◆ PROBLEM:
Filter these entries, keeping only lines that hold the word "TOTAL".

◆ RAW RECORDS:
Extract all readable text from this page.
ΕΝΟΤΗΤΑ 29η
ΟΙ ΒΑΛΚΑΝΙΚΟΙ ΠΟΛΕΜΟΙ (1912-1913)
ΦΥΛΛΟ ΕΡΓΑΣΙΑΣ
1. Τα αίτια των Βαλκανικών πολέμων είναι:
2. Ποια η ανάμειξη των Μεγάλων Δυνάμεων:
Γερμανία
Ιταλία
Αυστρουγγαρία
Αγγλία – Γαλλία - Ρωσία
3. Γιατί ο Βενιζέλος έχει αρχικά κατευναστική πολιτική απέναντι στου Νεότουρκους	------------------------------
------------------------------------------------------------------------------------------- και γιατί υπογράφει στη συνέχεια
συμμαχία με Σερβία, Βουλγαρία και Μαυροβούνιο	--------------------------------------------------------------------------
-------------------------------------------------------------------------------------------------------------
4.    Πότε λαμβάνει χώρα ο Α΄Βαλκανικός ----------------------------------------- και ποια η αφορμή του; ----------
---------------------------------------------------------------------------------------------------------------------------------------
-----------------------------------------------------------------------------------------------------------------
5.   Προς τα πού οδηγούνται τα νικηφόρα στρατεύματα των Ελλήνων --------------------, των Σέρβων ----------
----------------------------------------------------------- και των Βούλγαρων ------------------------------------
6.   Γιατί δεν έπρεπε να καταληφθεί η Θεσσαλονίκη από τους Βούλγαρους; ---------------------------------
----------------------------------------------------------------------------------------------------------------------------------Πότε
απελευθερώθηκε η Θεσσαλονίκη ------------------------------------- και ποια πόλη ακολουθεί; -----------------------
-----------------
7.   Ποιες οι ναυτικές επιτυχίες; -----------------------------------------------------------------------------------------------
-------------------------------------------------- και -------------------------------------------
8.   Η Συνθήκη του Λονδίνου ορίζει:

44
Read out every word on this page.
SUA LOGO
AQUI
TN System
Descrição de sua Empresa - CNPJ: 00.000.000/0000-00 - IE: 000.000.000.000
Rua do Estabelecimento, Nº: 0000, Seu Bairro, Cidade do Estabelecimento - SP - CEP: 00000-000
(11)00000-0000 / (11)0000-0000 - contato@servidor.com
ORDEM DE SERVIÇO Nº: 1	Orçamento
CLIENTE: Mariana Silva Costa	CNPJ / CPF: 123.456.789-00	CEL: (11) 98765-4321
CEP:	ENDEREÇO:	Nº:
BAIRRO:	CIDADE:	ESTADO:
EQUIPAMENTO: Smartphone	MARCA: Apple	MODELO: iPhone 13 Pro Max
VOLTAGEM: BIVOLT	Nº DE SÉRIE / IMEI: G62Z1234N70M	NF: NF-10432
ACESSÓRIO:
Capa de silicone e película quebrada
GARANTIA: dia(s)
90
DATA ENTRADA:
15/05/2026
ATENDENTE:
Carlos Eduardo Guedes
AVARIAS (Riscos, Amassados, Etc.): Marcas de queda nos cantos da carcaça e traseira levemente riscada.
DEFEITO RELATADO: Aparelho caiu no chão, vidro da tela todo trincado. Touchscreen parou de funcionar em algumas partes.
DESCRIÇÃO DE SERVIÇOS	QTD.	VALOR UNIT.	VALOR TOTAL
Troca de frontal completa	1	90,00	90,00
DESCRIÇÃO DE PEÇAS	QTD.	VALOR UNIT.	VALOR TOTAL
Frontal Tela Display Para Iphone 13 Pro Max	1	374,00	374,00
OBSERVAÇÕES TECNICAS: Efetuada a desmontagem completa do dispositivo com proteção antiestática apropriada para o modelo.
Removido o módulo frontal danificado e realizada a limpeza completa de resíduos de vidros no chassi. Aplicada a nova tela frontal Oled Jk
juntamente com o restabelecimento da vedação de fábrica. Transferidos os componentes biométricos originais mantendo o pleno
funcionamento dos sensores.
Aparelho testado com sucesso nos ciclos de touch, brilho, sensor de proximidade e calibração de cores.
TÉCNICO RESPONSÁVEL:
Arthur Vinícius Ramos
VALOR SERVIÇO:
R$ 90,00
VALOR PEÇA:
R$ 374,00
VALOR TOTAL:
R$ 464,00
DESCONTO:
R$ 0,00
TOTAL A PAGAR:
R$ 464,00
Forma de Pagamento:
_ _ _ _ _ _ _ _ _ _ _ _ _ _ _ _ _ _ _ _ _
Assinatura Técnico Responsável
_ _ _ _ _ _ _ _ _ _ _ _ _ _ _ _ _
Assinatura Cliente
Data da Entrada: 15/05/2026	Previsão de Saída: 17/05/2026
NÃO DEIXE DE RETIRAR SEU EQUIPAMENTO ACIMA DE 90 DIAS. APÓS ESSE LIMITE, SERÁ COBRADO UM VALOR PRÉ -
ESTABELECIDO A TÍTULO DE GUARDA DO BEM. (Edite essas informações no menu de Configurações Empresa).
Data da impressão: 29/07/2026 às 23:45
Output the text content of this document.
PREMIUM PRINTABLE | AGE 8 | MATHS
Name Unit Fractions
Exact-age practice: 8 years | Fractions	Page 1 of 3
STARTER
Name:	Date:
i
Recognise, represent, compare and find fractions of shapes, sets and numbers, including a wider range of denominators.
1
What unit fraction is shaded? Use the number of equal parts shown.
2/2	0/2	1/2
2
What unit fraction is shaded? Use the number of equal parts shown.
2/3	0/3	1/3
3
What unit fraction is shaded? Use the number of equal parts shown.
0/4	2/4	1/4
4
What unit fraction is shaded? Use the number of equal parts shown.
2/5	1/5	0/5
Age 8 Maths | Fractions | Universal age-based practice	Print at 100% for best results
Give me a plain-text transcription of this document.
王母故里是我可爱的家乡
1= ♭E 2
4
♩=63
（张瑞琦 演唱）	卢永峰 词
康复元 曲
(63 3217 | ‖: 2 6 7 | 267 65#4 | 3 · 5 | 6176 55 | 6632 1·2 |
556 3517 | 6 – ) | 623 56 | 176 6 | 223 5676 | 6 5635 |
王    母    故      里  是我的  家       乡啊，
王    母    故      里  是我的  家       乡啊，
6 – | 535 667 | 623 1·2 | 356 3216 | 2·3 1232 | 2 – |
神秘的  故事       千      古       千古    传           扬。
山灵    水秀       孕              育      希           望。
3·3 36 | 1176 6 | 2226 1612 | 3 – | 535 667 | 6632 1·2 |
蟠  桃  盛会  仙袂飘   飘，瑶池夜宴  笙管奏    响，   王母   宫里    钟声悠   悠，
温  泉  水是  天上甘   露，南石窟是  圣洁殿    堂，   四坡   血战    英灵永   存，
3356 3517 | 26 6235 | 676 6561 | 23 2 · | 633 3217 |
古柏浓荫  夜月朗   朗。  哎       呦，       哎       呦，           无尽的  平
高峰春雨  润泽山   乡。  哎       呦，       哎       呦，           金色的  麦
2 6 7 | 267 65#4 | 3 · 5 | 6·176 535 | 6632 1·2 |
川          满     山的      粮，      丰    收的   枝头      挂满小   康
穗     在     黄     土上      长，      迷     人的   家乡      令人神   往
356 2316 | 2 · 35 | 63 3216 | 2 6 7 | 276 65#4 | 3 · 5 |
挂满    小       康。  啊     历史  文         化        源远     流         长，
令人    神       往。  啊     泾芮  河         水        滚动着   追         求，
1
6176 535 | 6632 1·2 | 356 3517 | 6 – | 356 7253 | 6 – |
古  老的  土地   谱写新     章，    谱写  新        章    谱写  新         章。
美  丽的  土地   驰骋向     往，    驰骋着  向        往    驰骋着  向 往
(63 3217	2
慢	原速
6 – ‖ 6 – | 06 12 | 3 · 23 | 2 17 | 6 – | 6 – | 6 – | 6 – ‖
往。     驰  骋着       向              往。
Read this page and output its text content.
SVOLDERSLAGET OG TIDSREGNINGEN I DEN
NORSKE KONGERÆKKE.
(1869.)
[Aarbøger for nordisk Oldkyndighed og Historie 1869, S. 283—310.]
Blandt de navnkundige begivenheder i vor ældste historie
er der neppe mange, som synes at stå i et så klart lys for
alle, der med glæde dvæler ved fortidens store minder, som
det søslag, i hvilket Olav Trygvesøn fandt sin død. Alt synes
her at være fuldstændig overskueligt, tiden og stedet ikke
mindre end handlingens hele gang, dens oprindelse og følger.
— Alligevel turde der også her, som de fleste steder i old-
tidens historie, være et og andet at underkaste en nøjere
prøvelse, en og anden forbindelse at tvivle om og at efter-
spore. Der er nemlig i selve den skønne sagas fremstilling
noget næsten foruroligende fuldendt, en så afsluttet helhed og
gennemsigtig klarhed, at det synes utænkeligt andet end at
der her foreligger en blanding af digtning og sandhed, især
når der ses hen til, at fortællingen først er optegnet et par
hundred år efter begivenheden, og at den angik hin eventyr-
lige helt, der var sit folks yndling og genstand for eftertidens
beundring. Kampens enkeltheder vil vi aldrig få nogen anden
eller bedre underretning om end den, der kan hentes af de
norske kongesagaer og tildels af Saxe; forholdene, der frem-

◆ OUTPUT OF THE EXERCISE:
DESCRIÇÃO DE SERVIÇOS	QTD.	VALOR UNIT.	VALOR TOTAL
DESCRIÇÃO DE PEÇAS	QTD.	VALOR UNIT.	VALOR TOTAL
VALOR TOTAL:
TOTAL A PAGAR:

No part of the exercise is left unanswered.